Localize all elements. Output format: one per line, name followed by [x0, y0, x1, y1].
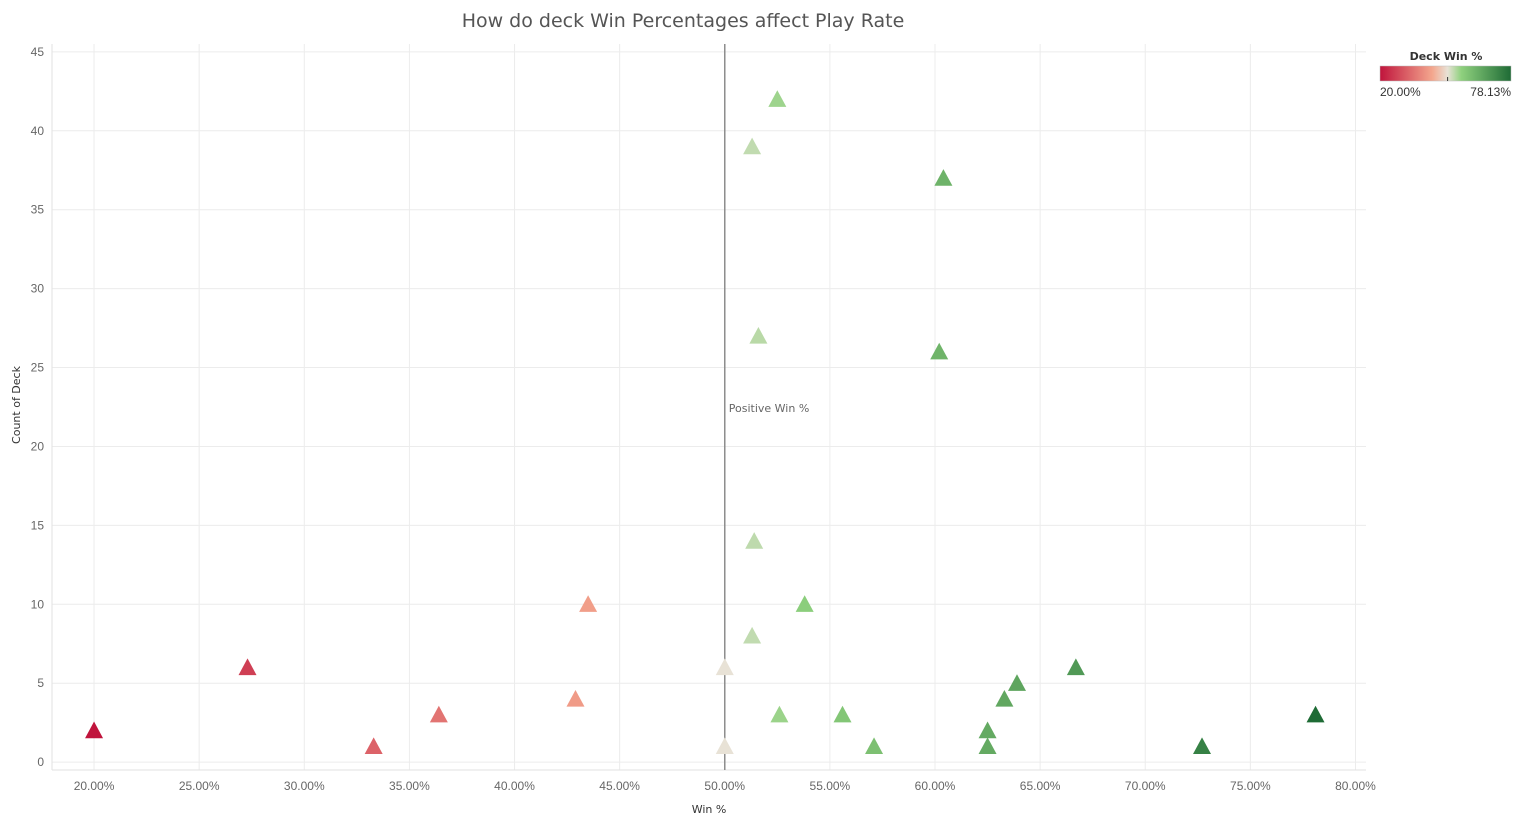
x-tick-label: 45.00%	[599, 779, 640, 793]
y-tick-label: 45	[31, 45, 45, 59]
data-point-triangle[interactable]	[743, 626, 762, 644]
y-tick-label: 25	[31, 361, 45, 375]
data-point-triangle[interactable]	[930, 342, 949, 360]
y-tick-label: 10	[31, 597, 45, 611]
legend-min-label: 20.00%	[1380, 85, 1421, 99]
data-point-triangle[interactable]	[364, 737, 383, 754]
data-point-triangle[interactable]	[715, 658, 734, 676]
reference-line-label: Positive Win %	[729, 402, 810, 415]
data-point-triangle[interactable]	[743, 137, 762, 155]
x-tick-label: 65.00%	[1020, 779, 1061, 793]
data-point-triangle[interactable]	[429, 705, 448, 723]
x-tick-label: 30.00%	[284, 779, 325, 793]
x-tick-label: 20.00%	[74, 779, 115, 793]
data-point-triangle[interactable]	[749, 326, 768, 344]
color-legend: Deck Win % 20.00% 78.13%	[1379, 50, 1512, 99]
data-point-triangle[interactable]	[768, 90, 787, 107]
data-point-triangle[interactable]	[934, 169, 953, 186]
x-tick-label: 70.00%	[1125, 779, 1166, 793]
legend-title: Deck Win %	[1410, 50, 1483, 63]
gridlines	[52, 44, 1366, 770]
legend-color-ramp	[1379, 65, 1512, 82]
x-tick-label: 80.00%	[1335, 779, 1376, 793]
data-point-triangle[interactable]	[795, 595, 814, 612]
chart-title: How do deck Win Percentages affect Play …	[462, 10, 905, 32]
data-point-triangle[interactable]	[85, 721, 104, 739]
data-point-triangle[interactable]	[978, 721, 997, 739]
x-tick-label: 55.00%	[810, 779, 851, 793]
y-tick-label: 35	[31, 203, 45, 217]
legend-max-label: 78.13%	[1470, 85, 1511, 99]
x-axis-title: Win %	[692, 803, 727, 816]
data-point-triangle[interactable]	[770, 705, 789, 723]
data-point-triangle[interactable]	[579, 595, 598, 612]
data-point-triangle[interactable]	[745, 532, 764, 549]
data-point-triangle[interactable]	[566, 689, 585, 707]
x-tick-label: 75.00%	[1230, 779, 1271, 793]
x-tick-label: 60.00%	[915, 779, 956, 793]
x-axis-ticks: 20.00% 25.00% 30.00% 35.00% 40.00% 45.00% 50.0…	[74, 779, 1376, 793]
x-tick-label: 50.00%	[704, 779, 745, 793]
data-points	[85, 90, 1325, 754]
data-point-triangle[interactable]	[1008, 674, 1027, 691]
x-tick-label: 25.00%	[179, 779, 220, 793]
x-tick-label: 35.00%	[389, 779, 430, 793]
data-point-triangle[interactable]	[1066, 658, 1085, 676]
y-axis-ticks: 0 5 10 15 20 25 30 35 40 45	[31, 45, 45, 769]
y-tick-label: 40	[31, 124, 45, 138]
data-point-triangle[interactable]	[833, 705, 852, 723]
y-tick-label: 15	[31, 518, 45, 532]
y-tick-label: 30	[31, 282, 45, 296]
data-point-triangle[interactable]	[865, 737, 884, 754]
data-point-triangle[interactable]	[1193, 737, 1212, 754]
y-tick-label: 20	[31, 439, 45, 453]
data-point-triangle[interactable]	[715, 737, 734, 754]
data-point-triangle[interactable]	[1306, 705, 1325, 723]
data-point-triangle[interactable]	[995, 689, 1014, 707]
data-point-triangle[interactable]	[978, 737, 997, 754]
y-tick-label: 0	[37, 755, 44, 769]
y-axis-title: Count of Deck	[10, 365, 23, 444]
x-tick-label: 40.00%	[494, 779, 535, 793]
data-point-triangle[interactable]	[238, 658, 257, 676]
y-tick-label: 5	[37, 676, 44, 690]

SHORT PROBLEM
Copy every item above line for line without changing anything, and leave out any pictures.

SOLUTION TO THE EXERCISE
Localize all elements. Output format: one per line, name followed by [x0, y0, x1, y1].
x-tick-label: 45.00%	[599, 779, 640, 793]
y-tick-label: 45	[31, 45, 45, 59]
data-point-triangle[interactable]	[743, 626, 762, 644]
y-tick-label: 25	[31, 361, 45, 375]
data-point-triangle[interactable]	[930, 342, 949, 360]
y-tick-label: 10	[31, 597, 45, 611]
legend-min-label: 20.00%	[1380, 85, 1421, 99]
data-point-triangle[interactable]	[364, 737, 383, 754]
data-point-triangle[interactable]	[715, 658, 734, 676]
reference-line-label: Positive Win %	[729, 402, 810, 415]
data-point-triangle[interactable]	[743, 137, 762, 155]
x-tick-label: 65.00%	[1020, 779, 1061, 793]
data-point-triangle[interactable]	[429, 705, 448, 723]
x-tick-label: 30.00%	[284, 779, 325, 793]
x-tick-label: 20.00%	[74, 779, 115, 793]
data-point-triangle[interactable]	[749, 326, 768, 344]
color-legend: Deck Win % 20.00% 78.13%	[1379, 50, 1512, 99]
data-point-triangle[interactable]	[768, 90, 787, 107]
data-point-triangle[interactable]	[934, 169, 953, 186]
x-tick-label: 70.00%	[1125, 779, 1166, 793]
legend-title: Deck Win %	[1410, 50, 1483, 63]
gridlines	[52, 44, 1366, 770]
legend-color-ramp	[1379, 65, 1512, 82]
x-tick-label: 80.00%	[1335, 779, 1376, 793]
data-point-triangle[interactable]	[795, 595, 814, 612]
chart-title: How do deck Win Percentages affect Play …	[462, 10, 905, 32]
data-point-triangle[interactable]	[85, 721, 104, 739]
data-point-triangle[interactable]	[978, 721, 997, 739]
x-tick-label: 55.00%	[810, 779, 851, 793]
y-tick-label: 35	[31, 203, 45, 217]
legend-max-label: 78.13%	[1470, 85, 1511, 99]
x-axis-title: Win %	[692, 803, 727, 816]
data-point-triangle[interactable]	[770, 705, 789, 723]
data-point-triangle[interactable]	[579, 595, 598, 612]
data-point-triangle[interactable]	[745, 532, 764, 549]
data-point-triangle[interactable]	[566, 689, 585, 707]
x-tick-label: 75.00%	[1230, 779, 1271, 793]
x-tick-label: 60.00%	[915, 779, 956, 793]
x-axis-ticks: 20.00% 25.00% 30.00% 35.00% 40.00% 45.00% 50.0…	[74, 779, 1376, 793]
x-tick-label: 50.00%	[704, 779, 745, 793]
data-points	[85, 90, 1325, 754]
data-point-triangle[interactable]	[1008, 674, 1027, 691]
x-tick-label: 25.00%	[179, 779, 220, 793]
x-tick-label: 35.00%	[389, 779, 430, 793]
data-point-triangle[interactable]	[1066, 658, 1085, 676]
y-axis-ticks: 0 5 10 15 20 25 30 35 40 45	[31, 45, 45, 769]
y-tick-label: 40	[31, 124, 45, 138]
data-point-triangle[interactable]	[833, 705, 852, 723]
y-tick-label: 15	[31, 518, 45, 532]
y-tick-label: 30	[31, 282, 45, 296]
data-point-triangle[interactable]	[865, 737, 884, 754]
data-point-triangle[interactable]	[1193, 737, 1212, 754]
y-tick-label: 20	[31, 439, 45, 453]
data-point-triangle[interactable]	[715, 737, 734, 754]
data-point-triangle[interactable]	[1306, 705, 1325, 723]
data-point-triangle[interactable]	[995, 689, 1014, 707]
data-point-triangle[interactable]	[978, 737, 997, 754]
y-tick-label: 0	[37, 755, 44, 769]
y-axis-title: Count of Deck	[10, 365, 23, 444]
x-tick-label: 40.00%	[494, 779, 535, 793]
data-point-triangle[interactable]	[238, 658, 257, 676]
y-tick-label: 5	[37, 676, 44, 690]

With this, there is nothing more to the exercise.